REQUIRED TASK
Your job is to restate each entry word for word.

..........

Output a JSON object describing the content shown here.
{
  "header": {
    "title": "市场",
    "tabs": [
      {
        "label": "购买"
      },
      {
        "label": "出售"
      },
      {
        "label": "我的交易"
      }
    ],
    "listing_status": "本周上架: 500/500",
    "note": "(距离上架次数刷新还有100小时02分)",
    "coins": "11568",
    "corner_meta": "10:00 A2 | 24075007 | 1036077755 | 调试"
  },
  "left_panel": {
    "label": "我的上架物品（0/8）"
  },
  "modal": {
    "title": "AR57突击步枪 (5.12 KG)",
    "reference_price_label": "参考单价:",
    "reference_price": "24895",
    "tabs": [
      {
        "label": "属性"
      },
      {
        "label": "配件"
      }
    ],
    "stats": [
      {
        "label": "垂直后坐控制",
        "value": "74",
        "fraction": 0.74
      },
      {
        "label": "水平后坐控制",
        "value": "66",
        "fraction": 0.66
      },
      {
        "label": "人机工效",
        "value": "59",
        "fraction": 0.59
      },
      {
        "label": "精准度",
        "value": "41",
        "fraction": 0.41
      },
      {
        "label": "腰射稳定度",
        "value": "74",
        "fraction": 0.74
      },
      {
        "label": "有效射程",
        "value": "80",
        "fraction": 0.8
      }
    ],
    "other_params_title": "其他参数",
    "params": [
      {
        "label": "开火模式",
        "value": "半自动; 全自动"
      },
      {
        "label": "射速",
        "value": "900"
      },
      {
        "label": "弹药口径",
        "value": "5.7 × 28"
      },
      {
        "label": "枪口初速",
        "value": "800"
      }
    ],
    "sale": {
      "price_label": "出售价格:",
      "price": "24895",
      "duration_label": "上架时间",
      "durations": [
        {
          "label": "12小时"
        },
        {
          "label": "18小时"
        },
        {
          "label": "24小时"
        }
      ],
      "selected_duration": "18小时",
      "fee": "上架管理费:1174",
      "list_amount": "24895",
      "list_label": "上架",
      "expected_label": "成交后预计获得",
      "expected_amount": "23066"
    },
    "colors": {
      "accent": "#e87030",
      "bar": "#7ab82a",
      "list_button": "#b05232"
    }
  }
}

..........

PROBLEM SOLUTION
Output a JSON object describing the content shown here.
{
  "header": {
    "title": "市场",
    "tabs": [
      {
        "label": "购买"
      },
      {
        "label": "出售"
      },
      {
        "label": "我的交易"
      }
    ],
    "listing_status": "本周上架: 500/500",
    "note": "(距离上架次数刷新还有100小时02分)",
    "coins": "11568",
    "corner_meta": "10:00 A2 | 24075007 | 1036077755 | 调试"
  },
  "left_panel": {
    "label": "我的上架物品（0/8）"
  },
  "modal": {
    "title": "AR57突击步枪 (5.12 KG)",
    "reference_price_label": "参考单价:",
    "reference_price": "24895",
    "tabs": [
      {
        "label": "属性"
      },
      {
        "label": "配件"
      }
    ],
    "stats": [
      {
        "label": "垂直后坐控制",
        "value": "74",
        "fraction": 0.74
      },
      {
        "label": "水平后坐控制",
        "value": "66",
        "fraction": 0.66
      },
      {
        "label": "人机工效",
        "value": "59",
        "fraction": 0.59
      },
      {
        "label": "精准度",
        "value": "41",
        "fraction": 0.41
      },
      {
        "label": "腰射稳定度",
        "value": "74",
        "fraction": 0.74
      },
      {
        "label": "有效射程",
        "value": "80",
        "fraction": 0.8
      }
    ],
    "other_params_title": "其他参数",
    "params": [
      {
        "label": "开火模式",
        "value": "半自动; 全自动"
      },
      {
        "label": "射速",
        "value": "900"
      },
      {
        "label": "弹药口径",
        "value": "5.7 × 28"
      },
      {
        "label": "枪口初速",
        "value": "800"
      }
    ],
    "sale": {
      "price_label": "出售价格:",
      "price": "24895",
      "duration_label": "上架时间",
      "durations": [
        {
          "label": "12小时"
        },
        {
          "label": "18小时"
        },
        {
          "label": "24小时"
        }
      ],
      "selected_duration": "18小时",
      "fee": "上架管理费:1174",
      "list_amount": "24895",
      "list_label": "上架",
      "expected_label": "成交后预计获得",
      "expected_amount": "23066"
    },
    "colors": {
      "accent": "#e87030",
      "bar": "#7ab82a",
      "list_button": "#b05232"
    }
  }
}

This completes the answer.